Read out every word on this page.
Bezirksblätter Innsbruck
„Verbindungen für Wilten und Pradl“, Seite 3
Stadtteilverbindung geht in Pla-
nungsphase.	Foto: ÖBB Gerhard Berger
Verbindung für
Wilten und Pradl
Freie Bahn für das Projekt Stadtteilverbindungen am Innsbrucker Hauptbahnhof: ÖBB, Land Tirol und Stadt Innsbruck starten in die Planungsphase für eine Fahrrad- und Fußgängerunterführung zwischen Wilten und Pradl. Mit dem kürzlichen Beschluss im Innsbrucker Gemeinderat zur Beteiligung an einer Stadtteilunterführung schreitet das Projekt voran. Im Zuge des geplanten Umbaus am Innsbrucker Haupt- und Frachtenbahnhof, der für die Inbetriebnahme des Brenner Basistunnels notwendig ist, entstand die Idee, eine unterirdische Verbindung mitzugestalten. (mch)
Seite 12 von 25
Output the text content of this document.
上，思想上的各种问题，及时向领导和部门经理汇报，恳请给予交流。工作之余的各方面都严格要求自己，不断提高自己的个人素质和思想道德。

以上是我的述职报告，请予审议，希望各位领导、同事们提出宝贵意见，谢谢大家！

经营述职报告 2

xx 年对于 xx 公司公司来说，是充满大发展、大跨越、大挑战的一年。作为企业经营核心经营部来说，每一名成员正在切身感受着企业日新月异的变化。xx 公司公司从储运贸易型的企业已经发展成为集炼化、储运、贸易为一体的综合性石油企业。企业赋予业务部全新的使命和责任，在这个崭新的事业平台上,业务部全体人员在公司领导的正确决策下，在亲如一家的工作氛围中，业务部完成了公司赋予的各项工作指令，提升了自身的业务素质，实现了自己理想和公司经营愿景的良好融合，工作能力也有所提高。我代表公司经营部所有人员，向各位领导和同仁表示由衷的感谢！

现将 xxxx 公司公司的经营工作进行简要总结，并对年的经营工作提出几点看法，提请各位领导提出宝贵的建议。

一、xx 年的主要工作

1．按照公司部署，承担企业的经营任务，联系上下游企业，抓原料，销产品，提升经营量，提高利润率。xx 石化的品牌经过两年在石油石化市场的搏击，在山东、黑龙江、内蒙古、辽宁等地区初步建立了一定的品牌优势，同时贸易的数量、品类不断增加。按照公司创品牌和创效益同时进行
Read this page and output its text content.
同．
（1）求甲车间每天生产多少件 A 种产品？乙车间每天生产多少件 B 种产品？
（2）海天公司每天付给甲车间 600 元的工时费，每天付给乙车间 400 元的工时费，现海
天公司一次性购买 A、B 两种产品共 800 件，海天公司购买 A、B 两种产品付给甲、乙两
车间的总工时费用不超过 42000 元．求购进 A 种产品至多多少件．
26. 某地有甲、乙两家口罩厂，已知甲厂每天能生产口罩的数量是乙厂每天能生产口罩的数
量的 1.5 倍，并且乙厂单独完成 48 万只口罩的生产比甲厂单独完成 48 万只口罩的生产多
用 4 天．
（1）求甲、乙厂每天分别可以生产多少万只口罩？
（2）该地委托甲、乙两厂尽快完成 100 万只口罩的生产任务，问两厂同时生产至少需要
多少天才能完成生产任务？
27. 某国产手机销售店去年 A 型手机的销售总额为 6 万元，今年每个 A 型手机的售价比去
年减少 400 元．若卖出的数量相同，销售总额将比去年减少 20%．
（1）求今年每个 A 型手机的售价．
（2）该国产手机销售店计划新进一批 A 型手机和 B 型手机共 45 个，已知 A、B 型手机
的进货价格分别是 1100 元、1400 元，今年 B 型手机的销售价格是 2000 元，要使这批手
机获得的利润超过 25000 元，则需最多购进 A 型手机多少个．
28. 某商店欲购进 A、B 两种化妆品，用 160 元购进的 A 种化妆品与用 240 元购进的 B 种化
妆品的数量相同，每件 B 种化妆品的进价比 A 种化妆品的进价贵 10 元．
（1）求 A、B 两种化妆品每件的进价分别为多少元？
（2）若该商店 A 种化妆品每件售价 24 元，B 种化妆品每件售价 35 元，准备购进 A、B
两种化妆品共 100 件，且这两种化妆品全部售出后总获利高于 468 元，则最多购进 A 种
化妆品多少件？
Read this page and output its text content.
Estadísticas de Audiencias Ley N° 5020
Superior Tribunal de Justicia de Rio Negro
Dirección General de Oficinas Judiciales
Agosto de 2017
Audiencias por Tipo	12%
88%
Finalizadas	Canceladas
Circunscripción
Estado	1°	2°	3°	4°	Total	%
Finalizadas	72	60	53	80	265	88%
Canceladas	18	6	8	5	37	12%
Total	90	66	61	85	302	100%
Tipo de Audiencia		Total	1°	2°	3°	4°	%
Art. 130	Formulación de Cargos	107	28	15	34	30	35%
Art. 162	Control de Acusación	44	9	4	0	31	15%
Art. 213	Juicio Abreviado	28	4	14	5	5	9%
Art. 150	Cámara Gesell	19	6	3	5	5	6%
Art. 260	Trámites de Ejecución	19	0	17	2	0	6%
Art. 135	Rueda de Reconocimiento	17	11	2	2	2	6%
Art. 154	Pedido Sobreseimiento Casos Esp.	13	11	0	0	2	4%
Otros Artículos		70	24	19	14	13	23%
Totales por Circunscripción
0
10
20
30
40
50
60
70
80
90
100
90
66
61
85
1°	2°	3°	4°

━━━━━━━━━━━━━━━━━━━━

* **Given instruction**
Please set down the whole listing above without altering a single line.

* **Task response**
Read out every word on this page.
Bezirksblätter Innsbruck
„Verbindungen für Wilten und Pradl“, Seite 3
Stadtteilverbindung geht in Pla-
nungsphase.	Foto: ÖBB Gerhard Berger
Verbindung für
Wilten und Pradl
Freie Bahn für das Projekt Stadtteilverbindungen am Innsbrucker Hauptbahnhof: ÖBB, Land Tirol und Stadt Innsbruck starten in die Planungsphase für eine Fahrrad- und Fußgängerunterführung zwischen Wilten und Pradl. Mit dem kürzlichen Beschluss im Innsbrucker Gemeinderat zur Beteiligung an einer Stadtteilunterführung schreitet das Projekt voran. Im Zuge des geplanten Umbaus am Innsbrucker Haupt- und Frachtenbahnhof, der für die Inbetriebnahme des Brenner Basistunnels notwendig ist, entstand die Idee, eine unterirdische Verbindung mitzugestalten. (mch)
Seite 12 von 25
Output the text content of this document.
上，思想上的各种问题，及时向领导和部门经理汇报，恳请给予交流。工作之余的各方面都严格要求自己，不断提高自己的个人素质和思想道德。

以上是我的述职报告，请予审议，希望各位领导、同事们提出宝贵意见，谢谢大家！

经营述职报告 2

xx 年对于 xx 公司公司来说，是充满大发展、大跨越、大挑战的一年。作为企业经营核心经营部来说，每一名成员正在切身感受着企业日新月异的变化。xx 公司公司从储运贸易型的企业已经发展成为集炼化、储运、贸易为一体的综合性石油企业。企业赋予业务部全新的使命和责任，在这个崭新的事业平台上,业务部全体人员在公司领导的正确决策下，在亲如一家的工作氛围中，业务部完成了公司赋予的各项工作指令，提升了自身的业务素质，实现了自己理想和公司经营愿景的良好融合，工作能力也有所提高。我代表公司经营部所有人员，向各位领导和同仁表示由衷的感谢！

现将 xxxx 公司公司的经营工作进行简要总结，并对年的经营工作提出几点看法，提请各位领导提出宝贵的建议。

一、xx 年的主要工作

1．按照公司部署，承担企业的经营任务，联系上下游企业，抓原料，销产品，提升经营量，提高利润率。xx 石化的品牌经过两年在石油石化市场的搏击，在山东、黑龙江、内蒙古、辽宁等地区初步建立了一定的品牌优势，同时贸易的数量、品类不断增加。按照公司创品牌和创效益同时进行
Read this page and output its text content.
同．
（1）求甲车间每天生产多少件 A 种产品？乙车间每天生产多少件 B 种产品？
（2）海天公司每天付给甲车间 600 元的工时费，每天付给乙车间 400 元的工时费，现海
天公司一次性购买 A、B 两种产品共 800 件，海天公司购买 A、B 两种产品付给甲、乙两
车间的总工时费用不超过 42000 元．求购进 A 种产品至多多少件．
26. 某地有甲、乙两家口罩厂，已知甲厂每天能生产口罩的数量是乙厂每天能生产口罩的数
量的 1.5 倍，并且乙厂单独完成 48 万只口罩的生产比甲厂单独完成 48 万只口罩的生产多
用 4 天．
（1）求甲、乙厂每天分别可以生产多少万只口罩？
（2）该地委托甲、乙两厂尽快完成 100 万只口罩的生产任务，问两厂同时生产至少需要
多少天才能完成生产任务？
27. 某国产手机销售店去年 A 型手机的销售总额为 6 万元，今年每个 A 型手机的售价比去
年减少 400 元．若卖出的数量相同，销售总额将比去年减少 20%．
（1）求今年每个 A 型手机的售价．
（2）该国产手机销售店计划新进一批 A 型手机和 B 型手机共 45 个，已知 A、B 型手机
的进货价格分别是 1100 元、1400 元，今年 B 型手机的销售价格是 2000 元，要使这批手
机获得的利润超过 25000 元，则需最多购进 A 型手机多少个．
28. 某商店欲购进 A、B 两种化妆品，用 160 元购进的 A 种化妆品与用 240 元购进的 B 种化
妆品的数量相同，每件 B 种化妆品的进价比 A 种化妆品的进价贵 10 元．
（1）求 A、B 两种化妆品每件的进价分别为多少元？
（2）若该商店 A 种化妆品每件售价 24 元，B 种化妆品每件售价 35 元，准备购进 A、B
两种化妆品共 100 件，且这两种化妆品全部售出后总获利高于 468 元，则最多购进 A 种
化妆品多少件？
Read this page and output its text content.
Estadísticas de Audiencias Ley N° 5020
Superior Tribunal de Justicia de Rio Negro
Dirección General de Oficinas Judiciales
Agosto de 2017
Audiencias por Tipo	12%
88%
Finalizadas	Canceladas
Circunscripción
Estado	1°	2°	3°	4°	Total	%
Finalizadas	72	60	53	80	265	88%
Canceladas	18	6	8	5	37	12%
Total	90	66	61	85	302	100%
Tipo de Audiencia		Total	1°	2°	3°	4°	%
Art. 130	Formulación de Cargos	107	28	15	34	30	35%
Art. 162	Control de Acusación	44	9	4	0	31	15%
Art. 213	Juicio Abreviado	28	4	14	5	5	9%
Art. 150	Cámara Gesell	19	6	3	5	5	6%
Art. 260	Trámites de Ejecución	19	0	17	2	0	6%
Art. 135	Rueda de Reconocimiento	17	11	2	2	2	6%
Art. 154	Pedido Sobreseimiento Casos Esp.	13	11	0	0	2	4%
Otros Artículos		70	24	19	14	13	23%
Totales por Circunscripción
0
10
20
30
40
50
60
70
80
90
100
90
66
61
85
1°	2°	3°	4°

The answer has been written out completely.